Given instruction: Output each entry exactly; skip nothing.

═══

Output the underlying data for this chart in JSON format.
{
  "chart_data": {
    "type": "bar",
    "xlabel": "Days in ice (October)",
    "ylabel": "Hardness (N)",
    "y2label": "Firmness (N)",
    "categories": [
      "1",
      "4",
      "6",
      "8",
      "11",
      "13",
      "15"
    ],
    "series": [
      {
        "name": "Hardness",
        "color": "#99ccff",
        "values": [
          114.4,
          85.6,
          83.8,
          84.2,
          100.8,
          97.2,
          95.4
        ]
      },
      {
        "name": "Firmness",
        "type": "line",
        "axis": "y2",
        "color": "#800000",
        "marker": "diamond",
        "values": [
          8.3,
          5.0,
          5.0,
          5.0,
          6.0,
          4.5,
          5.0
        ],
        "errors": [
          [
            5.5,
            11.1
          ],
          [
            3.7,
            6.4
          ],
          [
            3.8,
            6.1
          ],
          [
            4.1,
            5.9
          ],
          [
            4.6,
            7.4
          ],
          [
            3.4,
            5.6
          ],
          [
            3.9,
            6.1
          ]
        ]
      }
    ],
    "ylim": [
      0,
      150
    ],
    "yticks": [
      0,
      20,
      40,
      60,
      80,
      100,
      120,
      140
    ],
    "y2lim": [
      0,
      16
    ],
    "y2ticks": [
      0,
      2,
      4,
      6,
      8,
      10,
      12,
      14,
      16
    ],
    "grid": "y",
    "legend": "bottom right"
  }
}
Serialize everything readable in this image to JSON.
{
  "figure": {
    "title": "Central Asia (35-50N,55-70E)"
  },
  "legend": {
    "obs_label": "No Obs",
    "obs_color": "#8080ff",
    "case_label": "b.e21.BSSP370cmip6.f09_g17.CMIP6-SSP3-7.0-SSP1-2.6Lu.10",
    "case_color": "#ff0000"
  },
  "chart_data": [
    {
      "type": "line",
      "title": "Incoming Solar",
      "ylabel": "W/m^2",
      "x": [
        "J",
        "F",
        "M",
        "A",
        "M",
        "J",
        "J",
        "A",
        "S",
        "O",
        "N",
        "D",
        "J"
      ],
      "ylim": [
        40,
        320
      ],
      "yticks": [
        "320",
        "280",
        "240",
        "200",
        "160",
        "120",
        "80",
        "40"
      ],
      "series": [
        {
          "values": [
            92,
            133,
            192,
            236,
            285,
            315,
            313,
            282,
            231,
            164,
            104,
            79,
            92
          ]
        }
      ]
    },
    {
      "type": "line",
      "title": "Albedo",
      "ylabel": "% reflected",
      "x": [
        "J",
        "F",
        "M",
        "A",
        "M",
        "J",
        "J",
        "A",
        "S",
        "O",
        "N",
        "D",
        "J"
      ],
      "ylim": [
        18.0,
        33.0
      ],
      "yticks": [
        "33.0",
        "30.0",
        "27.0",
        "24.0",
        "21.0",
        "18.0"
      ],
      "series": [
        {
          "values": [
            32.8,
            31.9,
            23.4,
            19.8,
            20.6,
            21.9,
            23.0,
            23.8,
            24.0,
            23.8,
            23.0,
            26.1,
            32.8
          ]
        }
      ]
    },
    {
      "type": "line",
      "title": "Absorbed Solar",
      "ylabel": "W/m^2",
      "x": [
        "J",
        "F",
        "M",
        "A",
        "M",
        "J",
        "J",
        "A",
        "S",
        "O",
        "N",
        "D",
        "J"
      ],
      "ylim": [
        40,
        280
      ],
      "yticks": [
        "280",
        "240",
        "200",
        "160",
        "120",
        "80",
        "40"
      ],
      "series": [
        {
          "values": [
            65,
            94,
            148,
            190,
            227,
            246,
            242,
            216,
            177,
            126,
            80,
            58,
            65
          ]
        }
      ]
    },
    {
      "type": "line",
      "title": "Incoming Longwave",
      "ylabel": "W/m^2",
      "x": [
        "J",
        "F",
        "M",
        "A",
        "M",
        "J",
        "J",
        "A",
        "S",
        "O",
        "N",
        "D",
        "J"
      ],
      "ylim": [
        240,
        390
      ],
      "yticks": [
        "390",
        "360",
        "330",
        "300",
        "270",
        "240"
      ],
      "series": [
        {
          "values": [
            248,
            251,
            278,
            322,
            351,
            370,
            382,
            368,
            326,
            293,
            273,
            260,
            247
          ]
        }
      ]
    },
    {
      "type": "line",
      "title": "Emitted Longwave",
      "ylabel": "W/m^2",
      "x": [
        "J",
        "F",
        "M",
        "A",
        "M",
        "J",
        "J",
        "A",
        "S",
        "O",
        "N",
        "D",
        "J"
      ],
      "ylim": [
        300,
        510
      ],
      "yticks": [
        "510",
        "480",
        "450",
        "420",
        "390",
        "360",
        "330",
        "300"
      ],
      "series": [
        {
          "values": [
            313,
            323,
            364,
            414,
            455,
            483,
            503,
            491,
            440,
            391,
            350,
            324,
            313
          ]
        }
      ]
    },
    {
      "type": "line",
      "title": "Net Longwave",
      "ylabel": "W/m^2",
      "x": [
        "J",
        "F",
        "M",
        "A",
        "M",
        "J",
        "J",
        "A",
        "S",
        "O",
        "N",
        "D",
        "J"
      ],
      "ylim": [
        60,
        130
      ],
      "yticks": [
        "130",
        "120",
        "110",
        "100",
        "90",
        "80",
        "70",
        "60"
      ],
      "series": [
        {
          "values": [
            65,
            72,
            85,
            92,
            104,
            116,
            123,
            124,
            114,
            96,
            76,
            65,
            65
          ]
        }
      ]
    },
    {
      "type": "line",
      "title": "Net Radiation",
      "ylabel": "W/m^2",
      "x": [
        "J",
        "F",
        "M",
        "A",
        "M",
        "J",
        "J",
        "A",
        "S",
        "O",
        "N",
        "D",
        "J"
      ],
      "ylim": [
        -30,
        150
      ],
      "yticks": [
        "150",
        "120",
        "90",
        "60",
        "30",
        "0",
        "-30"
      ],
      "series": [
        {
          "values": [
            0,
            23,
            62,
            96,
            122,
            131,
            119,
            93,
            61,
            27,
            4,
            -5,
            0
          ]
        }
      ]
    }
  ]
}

═══

Exercise response:
Output the underlying data for this chart in JSON format.
{
  "chart_data": {
    "type": "bar",
    "xlabel": "Days in ice (October)",
    "ylabel": "Hardness (N)",
    "y2label": "Firmness (N)",
    "categories": [
      "1",
      "4",
      "6",
      "8",
      "11",
      "13",
      "15"
    ],
    "series": [
      {
        "name": "Hardness",
        "color": "#99ccff",
        "values": [
          114.4,
          85.6,
          83.8,
          84.2,
          100.8,
          97.2,
          95.4
        ]
      },
      {
        "name": "Firmness",
        "type": "line",
        "axis": "y2",
        "color": "#800000",
        "marker": "diamond",
        "values": [
          8.3,
          5.0,
          5.0,
          5.0,
          6.0,
          4.5,
          5.0
        ],
        "errors": [
          [
            5.5,
            11.1
          ],
          [
            3.7,
            6.4
          ],
          [
            3.8,
            6.1
          ],
          [
            4.1,
            5.9
          ],
          [
            4.6,
            7.4
          ],
          [
            3.4,
            5.6
          ],
          [
            3.9,
            6.1
          ]
        ]
      }
    ],
    "ylim": [
      0,
      150
    ],
    "yticks": [
      0,
      20,
      40,
      60,
      80,
      100,
      120,
      140
    ],
    "y2lim": [
      0,
      16
    ],
    "y2ticks": [
      0,
      2,
      4,
      6,
      8,
      10,
      12,
      14,
      16
    ],
    "grid": "y",
    "legend": "bottom right"
  }
}
Serialize everything readable in this image to JSON.
{
  "figure": {
    "title": "Central Asia (35-50N,55-70E)"
  },
  "legend": {
    "obs_label": "No Obs",
    "obs_color": "#8080ff",
    "case_label": "b.e21.BSSP370cmip6.f09_g17.CMIP6-SSP3-7.0-SSP1-2.6Lu.10",
    "case_color": "#ff0000"
  },
  "chart_data": [
    {
      "type": "line",
      "title": "Incoming Solar",
      "ylabel": "W/m^2",
      "x": [
        "J",
        "F",
        "M",
        "A",
        "M",
        "J",
        "J",
        "A",
        "S",
        "O",
        "N",
        "D",
        "J"
      ],
      "ylim": [
        40,
        320
      ],
      "yticks": [
        "320",
        "280",
        "240",
        "200",
        "160",
        "120",
        "80",
        "40"
      ],
      "series": [
        {
          "values": [
            92,
            133,
            192,
            236,
            285,
            315,
            313,
            282,
            231,
            164,
            104,
            79,
            92
          ]
        }
      ]
    },
    {
      "type": "line",
      "title": "Albedo",
      "ylabel": "% reflected",
      "x": [
        "J",
        "F",
        "M",
        "A",
        "M",
        "J",
        "J",
        "A",
        "S",
        "O",
        "N",
        "D",
        "J"
      ],
      "ylim": [
        18.0,
        33.0
      ],
      "yticks": [
        "33.0",
        "30.0",
        "27.0",
        "24.0",
        "21.0",
        "18.0"
      ],
      "series": [
        {
          "values": [
            32.8,
            31.9,
            23.4,
            19.8,
            20.6,
            21.9,
            23.0,
            23.8,
            24.0,
            23.8,
            23.0,
            26.1,
            32.8
          ]
        }
      ]
    },
    {
      "type": "line",
      "title": "Absorbed Solar",
      "ylabel": "W/m^2",
      "x": [
        "J",
        "F",
        "M",
        "A",
        "M",
        "J",
        "J",
        "A",
        "S",
        "O",
        "N",
        "D",
        "J"
      ],
      "ylim": [
        40,
        280
      ],
      "yticks": [
        "280",
        "240",
        "200",
        "160",
        "120",
        "80",
        "40"
      ],
      "series": [
        {
          "values": [
            65,
            94,
            148,
            190,
            227,
            246,
            242,
            216,
            177,
            126,
            80,
            58,
            65
          ]
        }
      ]
    },
    {
      "type": "line",
      "title": "Incoming Longwave",
      "ylabel": "W/m^2",
      "x": [
        "J",
        "F",
        "M",
        "A",
        "M",
        "J",
        "J",
        "A",
        "S",
        "O",
        "N",
        "D",
        "J"
      ],
      "ylim": [
        240,
        390
      ],
      "yticks": [
        "390",
        "360",
        "330",
        "300",
        "270",
        "240"
      ],
      "series": [
        {
          "values": [
            248,
            251,
            278,
            322,
            351,
            370,
            382,
            368,
            326,
            293,
            273,
            260,
            247
          ]
        }
      ]
    },
    {
      "type": "line",
      "title": "Emitted Longwave",
      "ylabel": "W/m^2",
      "x": [
        "J",
        "F",
        "M",
        "A",
        "M",
        "J",
        "J",
        "A",
        "S",
        "O",
        "N",
        "D",
        "J"
      ],
      "ylim": [
        300,
        510
      ],
      "yticks": [
        "510",
        "480",
        "450",
        "420",
        "390",
        "360",
        "330",
        "300"
      ],
      "series": [
        {
          "values": [
            313,
            323,
            364,
            414,
            455,
            483,
            503,
            491,
            440,
            391,
            350,
            324,
            313
          ]
        }
      ]
    },
    {
      "type": "line",
      "title": "Net Longwave",
      "ylabel": "W/m^2",
      "x": [
        "J",
        "F",
        "M",
        "A",
        "M",
        "J",
        "J",
        "A",
        "S",
        "O",
        "N",
        "D",
        "J"
      ],
      "ylim": [
        60,
        130
      ],
      "yticks": [
        "130",
        "120",
        "110",
        "100",
        "90",
        "80",
        "70",
        "60"
      ],
      "series": [
        {
          "values": [
            65,
            72,
            85,
            92,
            104,
            116,
            123,
            124,
            114,
            96,
            76,
            65,
            65
          ]
        }
      ]
    },
    {
      "type": "line",
      "title": "Net Radiation",
      "ylabel": "W/m^2",
      "x": [
        "J",
        "F",
        "M",
        "A",
        "M",
        "J",
        "J",
        "A",
        "S",
        "O",
        "N",
        "D",
        "J"
      ],
      "ylim": [
        -30,
        150
      ],
      "yticks": [
        "150",
        "120",
        "90",
        "60",
        "30",
        "0",
        "-30"
      ],
      "series": [
        {
          "values": [
            0,
            23,
            62,
            96,
            122,
            131,
            119,
            93,
            61,
            27,
            4,
            -5,
            0
          ]
        }
      ]
    }
  ]
}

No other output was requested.